##### MATERIAL PROVIDED
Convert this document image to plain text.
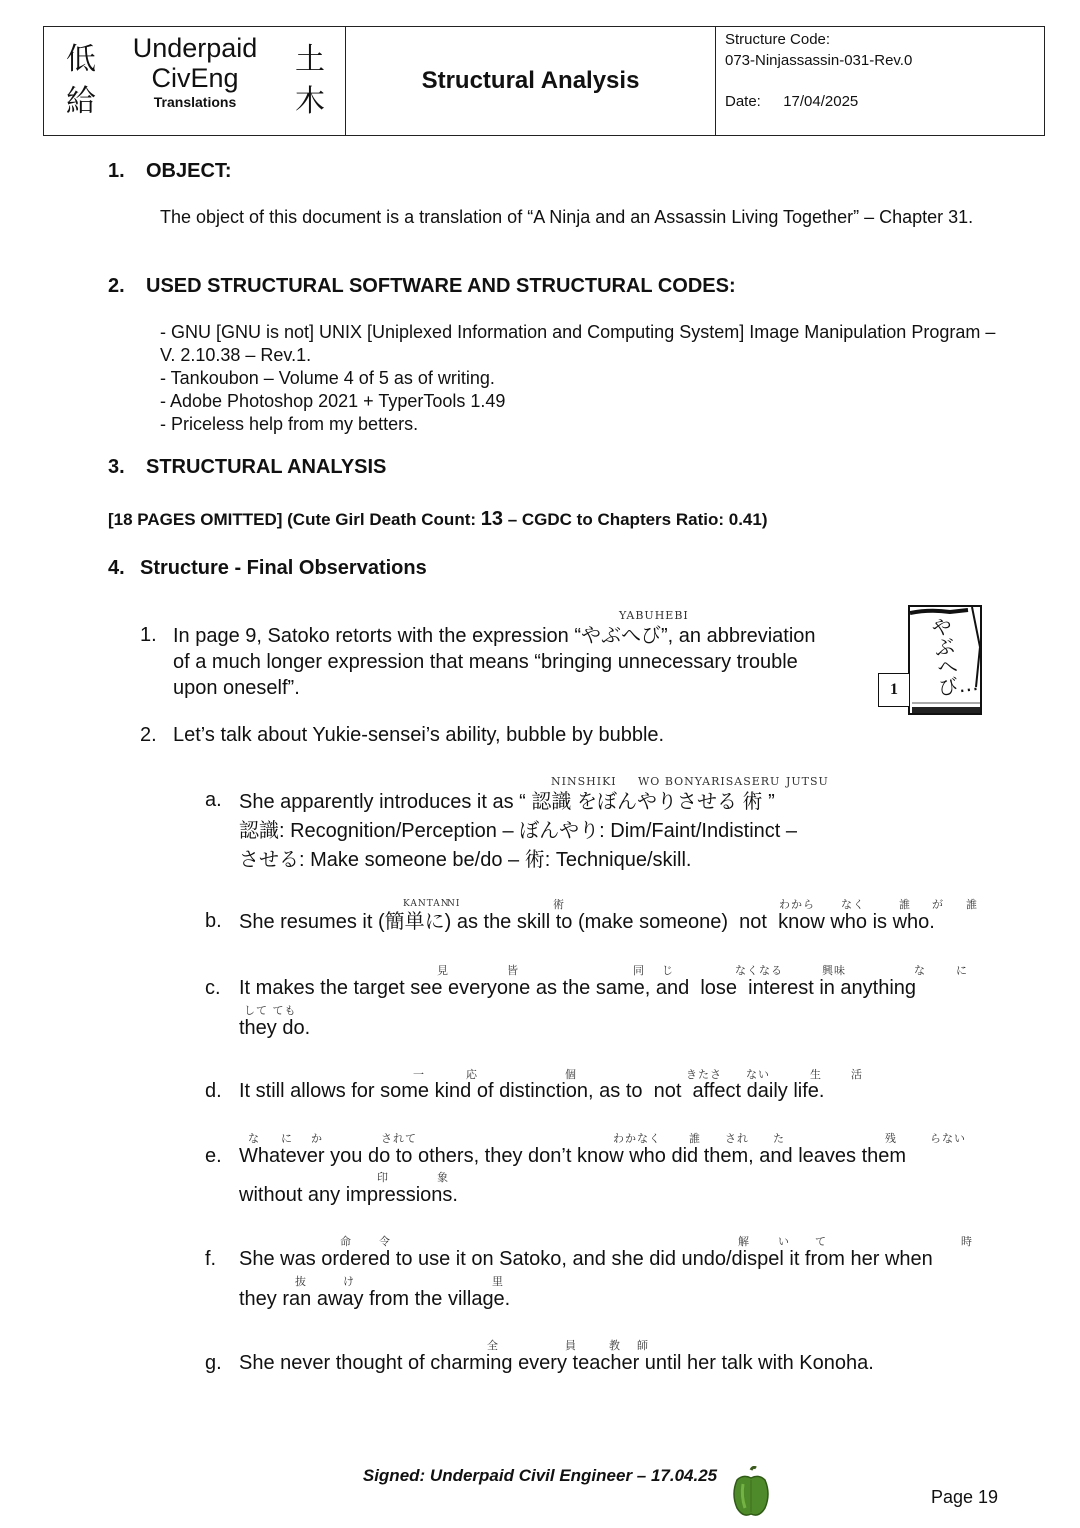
低
給
Underpaid
CivEng
Translations
土
木
Structural Analysis
Structure Code:
073-Ninjassassin-031-Rev.0
Date: 17/04/2025
1. OBJECT:
The object of this document is a translation of “A Ninja and an Assassin Living Together” – Chapter 31.
2. USED STRUCTURAL SOFTWARE AND STRUCTURAL CODES:
- GNU [GNU is not] UNIX [Uniplexed Information and Computing System] Image Manipulation Program – V. 2.10.38 – Rev.1.
- Tankoubon – Volume 4 of 5 as of writing.
- Adobe Photoshop 2021 + TyperTools 1.49
- Priceless help from my betters.
3. STRUCTURAL ANALYSIS
[18 PAGES OMITTED] (Cute Girl Death Count: 13 – CGDC to Chapters Ratio: 0.41)
4. Structure - Final Observations
YABUHEBI
1. In page 9, Satoko retorts with the expression “やぶへび”, an abbreviation
of a much longer expression that means “bringing unnecessary trouble
upon oneself”.
やぶへび…
1
2. Let’s talk about Yukie-sensei’s ability, bubble by bubble.
NINSHIKI WO BONYARISASERU JUTSU
a. She apparently introduces it as “ 認識 をぼんやりさせる 術 ”
認識: Recognition/Perception – ぼんやり: Dim/Faint/Indistinct –
させる: Make someone be/do – 術: Technique/skill.
KANTAN
NI	術	わから なく	誰 が 誰
b. She resumes it (簡単に) as the skill to (make someone)  not  know who is who.
見	皆	同 じ	なくなる	興味	な	に
c. It makes the target see everyone as the same, and  lose  interest in anything
して ても
they do.
一	応	個	きたさ ない	生	活
d. It still allows for some kind of distinction, as to  not  affect daily life.
な に か	されて	わかなく	誰 され た	残	らない
e. Whatever you do to others, they don’t know who did them, and leaves them
印	象
without any impressions.
命 令	解	い て	時
f. She was ordered to use it on Satoko, and she did undo/dispel it from her when
抜	け	里
they ran away from the village.
全	員	教 師
g. She never thought of charming every teacher until her talk with Konoha.
Signed: Underpaid Civil Engineer – 17.04.25
Page 19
##########
WRITTEN EXERCISE:
Using the entries above, return each line in which the word "someone" occurs.

SOLUTION TO THIS EXERCISE:
させる: Make someone be/do – 術: Technique/skill.
b. She resumes it (簡単に) as the skill to (make someone)  not  know who is who.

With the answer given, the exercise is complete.